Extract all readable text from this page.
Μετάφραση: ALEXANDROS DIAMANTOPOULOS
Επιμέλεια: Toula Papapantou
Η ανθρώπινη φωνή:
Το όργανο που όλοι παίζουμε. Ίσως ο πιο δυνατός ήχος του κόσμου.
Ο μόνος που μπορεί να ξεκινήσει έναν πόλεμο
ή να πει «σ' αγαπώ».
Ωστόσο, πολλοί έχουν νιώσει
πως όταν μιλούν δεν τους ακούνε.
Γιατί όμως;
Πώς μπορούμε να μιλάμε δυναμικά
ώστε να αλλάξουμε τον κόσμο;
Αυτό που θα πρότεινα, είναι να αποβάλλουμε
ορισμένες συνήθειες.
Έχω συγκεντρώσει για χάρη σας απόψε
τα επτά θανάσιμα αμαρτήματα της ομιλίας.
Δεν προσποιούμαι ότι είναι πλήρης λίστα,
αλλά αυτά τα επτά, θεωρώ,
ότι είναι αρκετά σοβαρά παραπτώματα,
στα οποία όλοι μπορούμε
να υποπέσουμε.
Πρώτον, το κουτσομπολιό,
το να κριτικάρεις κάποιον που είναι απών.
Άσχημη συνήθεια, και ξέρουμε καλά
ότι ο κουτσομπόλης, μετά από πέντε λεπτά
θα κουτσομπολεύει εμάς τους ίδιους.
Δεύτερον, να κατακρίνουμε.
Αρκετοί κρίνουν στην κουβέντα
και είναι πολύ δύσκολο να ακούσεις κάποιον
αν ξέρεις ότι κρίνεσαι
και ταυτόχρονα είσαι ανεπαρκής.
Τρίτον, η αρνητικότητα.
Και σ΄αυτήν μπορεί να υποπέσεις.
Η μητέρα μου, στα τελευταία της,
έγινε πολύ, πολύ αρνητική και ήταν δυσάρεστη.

--

- Do this
Find the word "πολύ" in the entries above and gather every line that holds it.

- Exercise output
και είναι πολύ δύσκολο να ακούσεις κάποιον
έγινε πολύ, πολύ αρνητική και ήταν δυσάρεστη.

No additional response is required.